◆ The problem ◆
Below is a listing. Gather each line of it that contains "values".

Structured figure records:
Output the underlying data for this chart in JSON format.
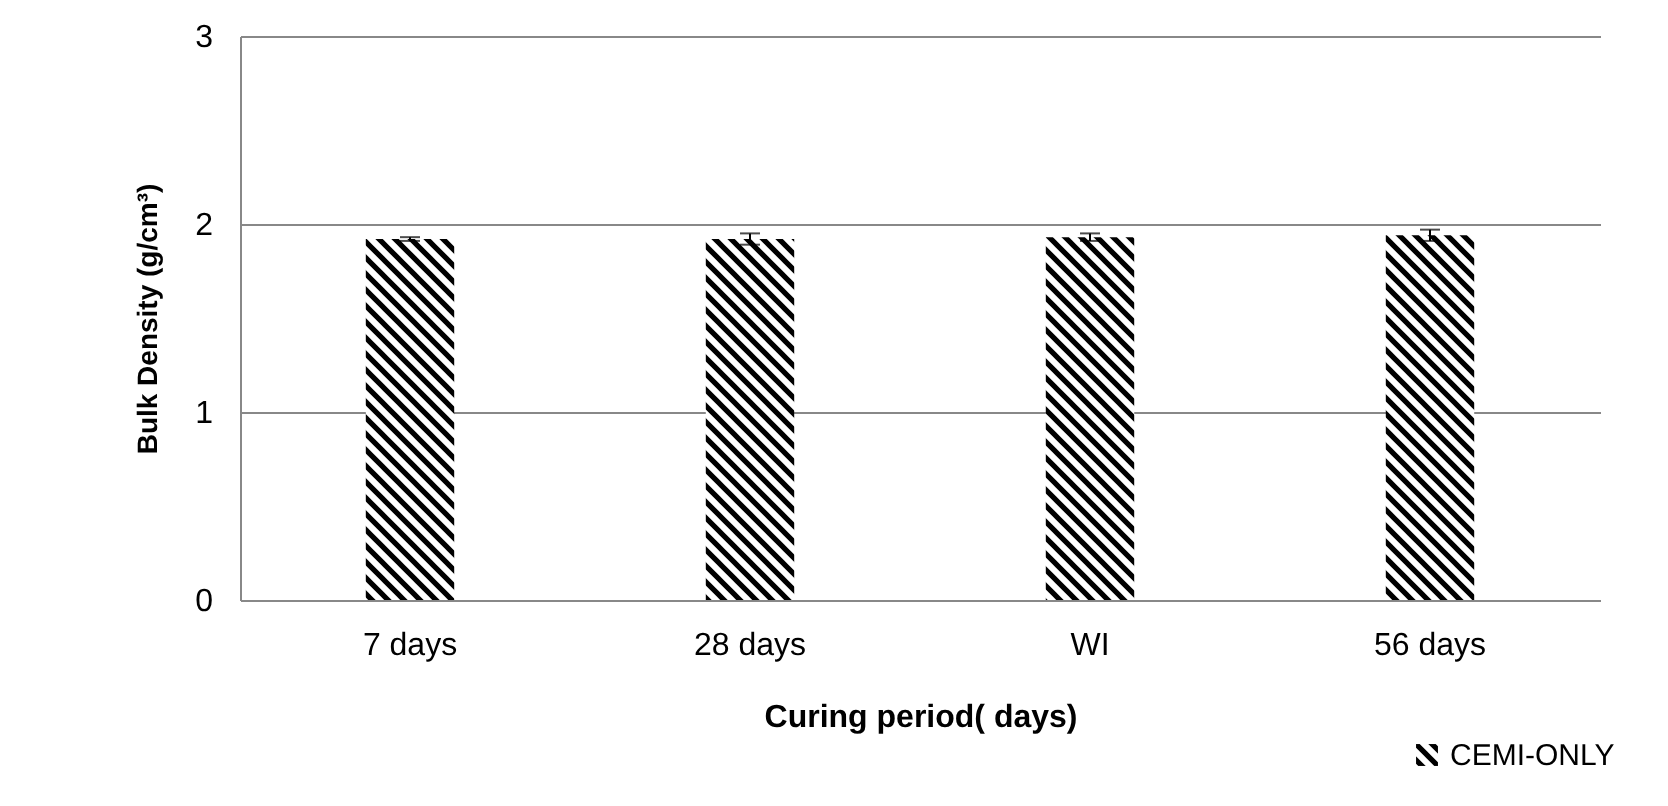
{
  "chart_data": {
    "type": "bar",
    "xlabel": "Curing period( days)",
    "ylabel": "Bulk Density (g/cm³)",
    "categories": [
      "7 days",
      "28 days",
      "WI",
      "56 days"
    ],
    "series": [
      {
        "name": "CEMI-ONLY",
        "color": "#000000",
        "values": [
          1.92,
          1.92,
          1.93,
          1.94
        ],
        "errors": [
          0.01,
          0.03,
          0.02,
          0.03
        ]
      }
    ],
    "ylim": [
      0,
      3
    ],
    "yticks": [
      0,
      1,
      2,
      3
    ],
    "grid": "y",
    "legend": "bottom right"
  }
}
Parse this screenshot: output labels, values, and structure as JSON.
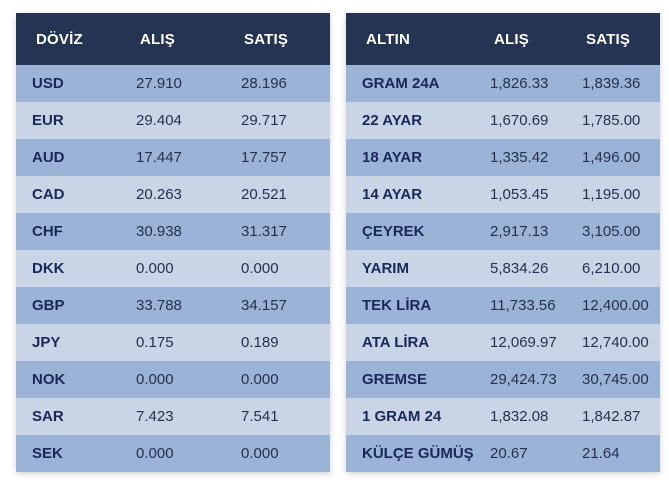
{
  "doviz": {
    "headers": [
      "DÖVİZ",
      "ALIŞ",
      "SATIŞ"
    ],
    "rows": [
      {
        "name": "USD",
        "alis": "27.910",
        "satis": "28.196"
      },
      {
        "name": "EUR",
        "alis": "29.404",
        "satis": "29.717"
      },
      {
        "name": "AUD",
        "alis": "17.447",
        "satis": "17.757"
      },
      {
        "name": "CAD",
        "alis": "20.263",
        "satis": "20.521"
      },
      {
        "name": "CHF",
        "alis": "30.938",
        "satis": "31.317"
      },
      {
        "name": "DKK",
        "alis": "0.000",
        "satis": "0.000"
      },
      {
        "name": "GBP",
        "alis": "33.788",
        "satis": "34.157"
      },
      {
        "name": "JPY",
        "alis": "0.175",
        "satis": "0.189"
      },
      {
        "name": "NOK",
        "alis": "0.000",
        "satis": "0.000"
      },
      {
        "name": "SAR",
        "alis": "7.423",
        "satis": "7.541"
      },
      {
        "name": "SEK",
        "alis": "0.000",
        "satis": "0.000"
      }
    ]
  },
  "altin": {
    "headers": [
      "ALTIN",
      "ALIŞ",
      "SATIŞ"
    ],
    "rows": [
      {
        "name": "GRAM 24A",
        "alis": "1,826.33",
        "satis": "1,839.36"
      },
      {
        "name": "22 AYAR",
        "alis": "1,670.69",
        "satis": "1,785.00"
      },
      {
        "name": "18 AYAR",
        "alis": "1,335.42",
        "satis": "1,496.00"
      },
      {
        "name": "14 AYAR",
        "alis": "1,053.45",
        "satis": "1,195.00"
      },
      {
        "name": "ÇEYREK",
        "alis": "2,917.13",
        "satis": "3,105.00"
      },
      {
        "name": "YARIM",
        "alis": "5,834.26",
        "satis": "6,210.00"
      },
      {
        "name": "TEK LİRA",
        "alis": "11,733.56",
        "satis": "12,400.00"
      },
      {
        "name": "ATA LİRA",
        "alis": "12,069.97",
        "satis": "12,740.00"
      },
      {
        "name": "GREMSE",
        "alis": "29,424.73",
        "satis": "30,745.00"
      },
      {
        "name": "1 GRAM 24",
        "alis": "1,832.08",
        "satis": "1,842.87"
      },
      {
        "name": "KÜLÇE GÜMÜŞ",
        "alis": "20.67",
        "satis": "21.64"
      }
    ]
  },
  "colors": {
    "header_bg": "#253452",
    "row_odd": "#9bb3d6",
    "row_even": "#c9d5e6",
    "name_text": "#1a2857"
  }
}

◆ Output of the exercise ◆
        "values": [
Parse this screenshot: output labels, values, and structure as JSON.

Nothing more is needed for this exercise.